## start Dataset records

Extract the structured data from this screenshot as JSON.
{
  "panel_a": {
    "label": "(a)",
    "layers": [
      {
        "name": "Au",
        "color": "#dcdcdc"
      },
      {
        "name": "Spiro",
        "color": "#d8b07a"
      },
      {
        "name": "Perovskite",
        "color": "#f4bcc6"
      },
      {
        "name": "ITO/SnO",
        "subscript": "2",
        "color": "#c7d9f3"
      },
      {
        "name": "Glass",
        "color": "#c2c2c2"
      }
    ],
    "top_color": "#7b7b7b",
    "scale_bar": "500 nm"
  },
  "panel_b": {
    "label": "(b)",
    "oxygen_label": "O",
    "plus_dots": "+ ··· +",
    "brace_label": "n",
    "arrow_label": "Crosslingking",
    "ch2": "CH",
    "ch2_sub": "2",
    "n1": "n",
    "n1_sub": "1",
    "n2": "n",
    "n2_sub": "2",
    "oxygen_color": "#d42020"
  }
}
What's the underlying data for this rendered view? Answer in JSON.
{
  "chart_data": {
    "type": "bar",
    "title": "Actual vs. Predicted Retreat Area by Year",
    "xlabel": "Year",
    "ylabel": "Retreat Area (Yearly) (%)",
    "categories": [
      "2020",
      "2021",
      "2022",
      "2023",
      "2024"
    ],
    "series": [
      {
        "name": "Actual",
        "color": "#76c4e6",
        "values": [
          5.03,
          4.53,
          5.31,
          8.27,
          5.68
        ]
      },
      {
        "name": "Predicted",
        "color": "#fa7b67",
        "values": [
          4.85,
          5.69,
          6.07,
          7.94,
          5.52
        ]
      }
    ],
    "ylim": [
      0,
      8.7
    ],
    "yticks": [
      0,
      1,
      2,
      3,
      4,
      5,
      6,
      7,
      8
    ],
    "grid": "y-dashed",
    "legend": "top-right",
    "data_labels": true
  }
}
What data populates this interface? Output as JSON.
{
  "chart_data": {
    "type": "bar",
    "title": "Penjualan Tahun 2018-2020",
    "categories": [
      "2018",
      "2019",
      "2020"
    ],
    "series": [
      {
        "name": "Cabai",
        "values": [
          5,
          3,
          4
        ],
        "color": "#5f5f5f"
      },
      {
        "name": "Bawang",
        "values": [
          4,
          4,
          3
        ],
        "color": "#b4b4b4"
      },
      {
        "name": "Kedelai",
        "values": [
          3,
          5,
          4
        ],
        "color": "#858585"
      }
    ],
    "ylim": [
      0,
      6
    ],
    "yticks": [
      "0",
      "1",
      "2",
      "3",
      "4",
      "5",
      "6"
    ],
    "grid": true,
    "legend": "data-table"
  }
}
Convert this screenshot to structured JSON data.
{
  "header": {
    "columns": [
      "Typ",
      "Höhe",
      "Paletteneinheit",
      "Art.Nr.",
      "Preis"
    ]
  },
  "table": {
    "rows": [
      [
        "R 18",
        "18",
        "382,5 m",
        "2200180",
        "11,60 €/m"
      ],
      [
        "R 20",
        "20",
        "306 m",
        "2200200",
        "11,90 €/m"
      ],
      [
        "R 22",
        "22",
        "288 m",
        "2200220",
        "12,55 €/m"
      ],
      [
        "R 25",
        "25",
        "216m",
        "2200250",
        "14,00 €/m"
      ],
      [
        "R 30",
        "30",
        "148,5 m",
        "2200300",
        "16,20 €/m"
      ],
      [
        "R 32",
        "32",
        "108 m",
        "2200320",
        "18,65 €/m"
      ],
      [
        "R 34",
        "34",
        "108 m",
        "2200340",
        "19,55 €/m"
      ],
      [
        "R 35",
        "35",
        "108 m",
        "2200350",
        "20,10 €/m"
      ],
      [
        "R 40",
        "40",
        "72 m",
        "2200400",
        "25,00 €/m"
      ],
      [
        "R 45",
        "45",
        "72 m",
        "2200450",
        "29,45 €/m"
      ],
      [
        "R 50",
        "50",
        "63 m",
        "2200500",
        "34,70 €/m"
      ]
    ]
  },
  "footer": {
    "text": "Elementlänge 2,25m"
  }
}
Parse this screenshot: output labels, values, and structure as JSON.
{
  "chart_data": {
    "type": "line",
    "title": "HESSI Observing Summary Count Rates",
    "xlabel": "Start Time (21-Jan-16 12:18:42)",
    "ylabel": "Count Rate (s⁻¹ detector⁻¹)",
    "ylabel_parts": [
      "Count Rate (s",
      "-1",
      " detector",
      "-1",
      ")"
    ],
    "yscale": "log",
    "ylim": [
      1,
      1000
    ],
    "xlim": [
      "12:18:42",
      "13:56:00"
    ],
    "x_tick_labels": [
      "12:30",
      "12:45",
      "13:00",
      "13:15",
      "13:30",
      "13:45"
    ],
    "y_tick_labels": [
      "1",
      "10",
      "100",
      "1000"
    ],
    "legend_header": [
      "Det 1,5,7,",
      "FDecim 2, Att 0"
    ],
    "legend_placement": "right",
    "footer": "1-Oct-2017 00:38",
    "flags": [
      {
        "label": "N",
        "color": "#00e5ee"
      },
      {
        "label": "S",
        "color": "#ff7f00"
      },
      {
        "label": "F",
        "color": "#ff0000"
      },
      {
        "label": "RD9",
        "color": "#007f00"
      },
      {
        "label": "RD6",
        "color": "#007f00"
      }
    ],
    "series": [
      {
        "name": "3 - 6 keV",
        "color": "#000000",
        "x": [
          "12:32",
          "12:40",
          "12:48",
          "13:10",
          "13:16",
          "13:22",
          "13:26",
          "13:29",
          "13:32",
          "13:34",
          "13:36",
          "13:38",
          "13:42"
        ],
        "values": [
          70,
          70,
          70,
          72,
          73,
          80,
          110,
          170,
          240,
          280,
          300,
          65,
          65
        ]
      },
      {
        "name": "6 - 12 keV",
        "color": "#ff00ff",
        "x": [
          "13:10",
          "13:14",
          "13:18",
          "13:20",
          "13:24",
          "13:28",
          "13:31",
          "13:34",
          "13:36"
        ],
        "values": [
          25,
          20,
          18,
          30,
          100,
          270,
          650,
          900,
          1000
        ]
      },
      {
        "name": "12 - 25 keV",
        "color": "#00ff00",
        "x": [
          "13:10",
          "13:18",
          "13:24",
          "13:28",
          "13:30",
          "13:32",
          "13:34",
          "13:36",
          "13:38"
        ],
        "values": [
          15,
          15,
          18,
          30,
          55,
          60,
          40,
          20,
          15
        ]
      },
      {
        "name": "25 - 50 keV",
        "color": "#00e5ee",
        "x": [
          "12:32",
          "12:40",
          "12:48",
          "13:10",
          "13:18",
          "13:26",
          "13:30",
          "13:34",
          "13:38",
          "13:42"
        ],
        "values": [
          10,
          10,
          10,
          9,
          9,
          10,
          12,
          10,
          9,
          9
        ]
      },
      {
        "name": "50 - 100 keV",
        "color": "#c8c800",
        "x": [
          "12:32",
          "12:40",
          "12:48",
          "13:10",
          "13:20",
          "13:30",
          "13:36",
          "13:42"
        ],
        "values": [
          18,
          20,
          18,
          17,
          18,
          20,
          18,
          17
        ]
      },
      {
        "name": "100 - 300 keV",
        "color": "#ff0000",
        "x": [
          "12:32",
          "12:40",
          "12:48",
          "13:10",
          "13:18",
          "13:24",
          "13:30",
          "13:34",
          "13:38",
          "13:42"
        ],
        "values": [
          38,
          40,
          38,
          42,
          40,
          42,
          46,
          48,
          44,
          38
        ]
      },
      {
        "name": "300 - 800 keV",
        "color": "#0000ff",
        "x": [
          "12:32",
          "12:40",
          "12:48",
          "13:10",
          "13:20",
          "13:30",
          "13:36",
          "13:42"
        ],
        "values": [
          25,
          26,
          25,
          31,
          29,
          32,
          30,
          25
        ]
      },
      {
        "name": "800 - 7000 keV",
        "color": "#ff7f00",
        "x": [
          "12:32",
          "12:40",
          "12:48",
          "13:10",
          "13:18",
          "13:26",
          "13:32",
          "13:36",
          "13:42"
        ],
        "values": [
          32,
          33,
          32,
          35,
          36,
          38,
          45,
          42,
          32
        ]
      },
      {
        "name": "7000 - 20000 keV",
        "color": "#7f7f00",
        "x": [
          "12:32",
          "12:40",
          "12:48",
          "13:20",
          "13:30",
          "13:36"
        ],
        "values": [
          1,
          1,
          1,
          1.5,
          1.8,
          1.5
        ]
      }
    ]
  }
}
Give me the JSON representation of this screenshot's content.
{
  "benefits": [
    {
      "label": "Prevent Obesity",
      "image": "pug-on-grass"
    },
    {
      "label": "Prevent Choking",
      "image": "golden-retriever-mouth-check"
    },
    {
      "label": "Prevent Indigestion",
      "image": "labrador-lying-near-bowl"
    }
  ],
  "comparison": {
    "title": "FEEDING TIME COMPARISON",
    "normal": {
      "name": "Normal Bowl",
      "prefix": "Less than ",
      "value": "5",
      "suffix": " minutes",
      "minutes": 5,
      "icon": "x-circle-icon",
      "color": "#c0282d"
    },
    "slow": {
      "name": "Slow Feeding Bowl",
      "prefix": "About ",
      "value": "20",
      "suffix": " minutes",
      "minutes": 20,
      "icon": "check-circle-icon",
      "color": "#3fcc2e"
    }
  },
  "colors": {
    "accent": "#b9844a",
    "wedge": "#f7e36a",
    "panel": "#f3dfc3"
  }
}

## end Dataset records

**What the task requires**
Track down the lines that include the word "circle" and copy them.

**Correct output**
      "icon": "x-circle-icon",
      "icon": "check-circle-icon",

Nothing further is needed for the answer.